GIVEN PROBLEM —
In full and without alteration, give the listing again.

● ● ●

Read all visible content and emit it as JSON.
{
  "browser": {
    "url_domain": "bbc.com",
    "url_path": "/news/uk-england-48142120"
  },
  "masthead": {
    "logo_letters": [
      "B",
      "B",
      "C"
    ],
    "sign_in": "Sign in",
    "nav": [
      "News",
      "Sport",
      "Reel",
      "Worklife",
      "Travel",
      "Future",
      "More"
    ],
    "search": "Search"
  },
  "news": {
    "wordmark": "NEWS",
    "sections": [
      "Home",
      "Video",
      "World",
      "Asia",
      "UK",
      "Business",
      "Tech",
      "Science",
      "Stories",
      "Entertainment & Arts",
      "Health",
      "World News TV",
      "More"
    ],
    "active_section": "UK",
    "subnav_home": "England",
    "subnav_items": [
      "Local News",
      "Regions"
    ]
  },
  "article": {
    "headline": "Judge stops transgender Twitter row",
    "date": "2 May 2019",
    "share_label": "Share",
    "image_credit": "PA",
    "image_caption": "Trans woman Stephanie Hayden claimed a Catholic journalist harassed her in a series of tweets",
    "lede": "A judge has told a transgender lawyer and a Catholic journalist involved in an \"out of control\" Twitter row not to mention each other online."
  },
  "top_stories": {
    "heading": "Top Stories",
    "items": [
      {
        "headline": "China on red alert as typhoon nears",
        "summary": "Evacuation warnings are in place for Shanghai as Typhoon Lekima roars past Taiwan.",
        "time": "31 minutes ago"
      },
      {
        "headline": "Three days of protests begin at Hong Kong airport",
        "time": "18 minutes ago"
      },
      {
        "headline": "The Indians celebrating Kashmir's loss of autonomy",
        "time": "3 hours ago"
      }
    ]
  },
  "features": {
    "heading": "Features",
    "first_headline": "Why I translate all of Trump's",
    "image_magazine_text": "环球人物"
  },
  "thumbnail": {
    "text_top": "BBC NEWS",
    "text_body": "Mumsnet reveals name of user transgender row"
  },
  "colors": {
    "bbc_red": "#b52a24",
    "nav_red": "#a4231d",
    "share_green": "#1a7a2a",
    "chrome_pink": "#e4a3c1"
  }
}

● ● ●

TASK ANSWER —
Read all visible content and emit it as JSON.
{
  "browser": {
    "url_domain": "bbc.com",
    "url_path": "/news/uk-england-48142120"
  },
  "masthead": {
    "logo_letters": [
      "B",
      "B",
      "C"
    ],
    "sign_in": "Sign in",
    "nav": [
      "News",
      "Sport",
      "Reel",
      "Worklife",
      "Travel",
      "Future",
      "More"
    ],
    "search": "Search"
  },
  "news": {
    "wordmark": "NEWS",
    "sections": [
      "Home",
      "Video",
      "World",
      "Asia",
      "UK",
      "Business",
      "Tech",
      "Science",
      "Stories",
      "Entertainment & Arts",
      "Health",
      "World News TV",
      "More"
    ],
    "active_section": "UK",
    "subnav_home": "England",
    "subnav_items": [
      "Local News",
      "Regions"
    ]
  },
  "article": {
    "headline": "Judge stops transgender Twitter row",
    "date": "2 May 2019",
    "share_label": "Share",
    "image_credit": "PA",
    "image_caption": "Trans woman Stephanie Hayden claimed a Catholic journalist harassed her in a series of tweets",
    "lede": "A judge has told a transgender lawyer and a Catholic journalist involved in an \"out of control\" Twitter row not to mention each other online."
  },
  "top_stories": {
    "heading": "Top Stories",
    "items": [
      {
        "headline": "China on red alert as typhoon nears",
        "summary": "Evacuation warnings are in place for Shanghai as Typhoon Lekima roars past Taiwan.",
        "time": "31 minutes ago"
      },
      {
        "headline": "Three days of protests begin at Hong Kong airport",
        "time": "18 minutes ago"
      },
      {
        "headline": "The Indians celebrating Kashmir's loss of autonomy",
        "time": "3 hours ago"
      }
    ]
  },
  "features": {
    "heading": "Features",
    "first_headline": "Why I translate all of Trump's",
    "image_magazine_text": "环球人物"
  },
  "thumbnail": {
    "text_top": "BBC NEWS",
    "text_body": "Mumsnet reveals name of user transgender row"
  },
  "colors": {
    "bbc_red": "#b52a24",
    "nav_red": "#a4231d",
    "share_green": "#1a7a2a",
    "chrome_pink": "#e4a3c1"
  }
}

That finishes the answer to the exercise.